#### DO THIS
Images embedded in the records are excluded; print everything else exactly as given.
──────── RECORDS SUPPLIED
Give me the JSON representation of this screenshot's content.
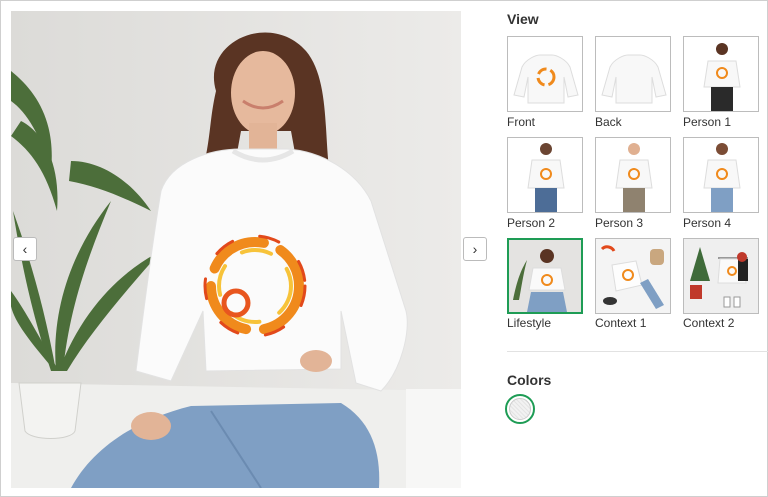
{
  "view": {
    "heading": "View",
    "thumbnails": [
      {
        "label": "Front"
      },
      {
        "label": "Back"
      },
      {
        "label": "Person 1"
      },
      {
        "label": "Person 2"
      },
      {
        "label": "Person 3"
      },
      {
        "label": "Person 4"
      },
      {
        "label": "Lifestyle",
        "selected": true
      },
      {
        "label": "Context 1"
      },
      {
        "label": "Context 2"
      }
    ]
  },
  "colors": {
    "heading": "Colors",
    "options": [
      {
        "name": "white",
        "hex": "#f2f2f2",
        "selected": true
      }
    ]
  },
  "navigation": {
    "prev_icon": "‹",
    "next_icon": "›"
  },
  "accent": "#1e9c55"
}
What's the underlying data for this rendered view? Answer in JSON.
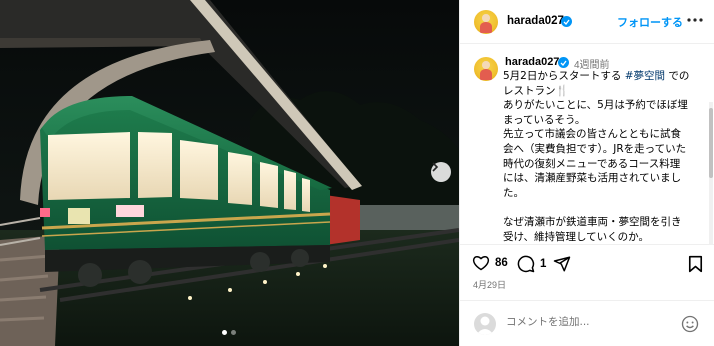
────────────────
#### SOLUTION TO THE PROBLEM
Give me the JSON representation of this screenshot's content.
{
  "view": {
    "heading": "View",
    "thumbnails": [
      {
        "label": "Front"
      },
      {
        "label": "Back"
      },
      {
        "label": "Person 1"
      },
      {
        "label": "Person 2"
      },
      {
        "label": "Person 3"
      },
      {
        "label": "Person 4"
      },
      {
        "label": "Lifestyle",
        "selected": true
      },
      {
        "label": "Context 1"
      },
      {
        "label": "Context 2"
      }
    ]
  },
  "colors": {
    "heading": "Colors",
    "options": [
      {
        "name": "white",
        "hex": "#f2f2f2",
        "selected": true
      }
    ]
  },
  "navigation": {
    "prev_icon": "‹",
    "next_icon": "›"
  },
  "accent": "#1e9c55"
}
What's the underlying data for this rendered view? Answer in JSON.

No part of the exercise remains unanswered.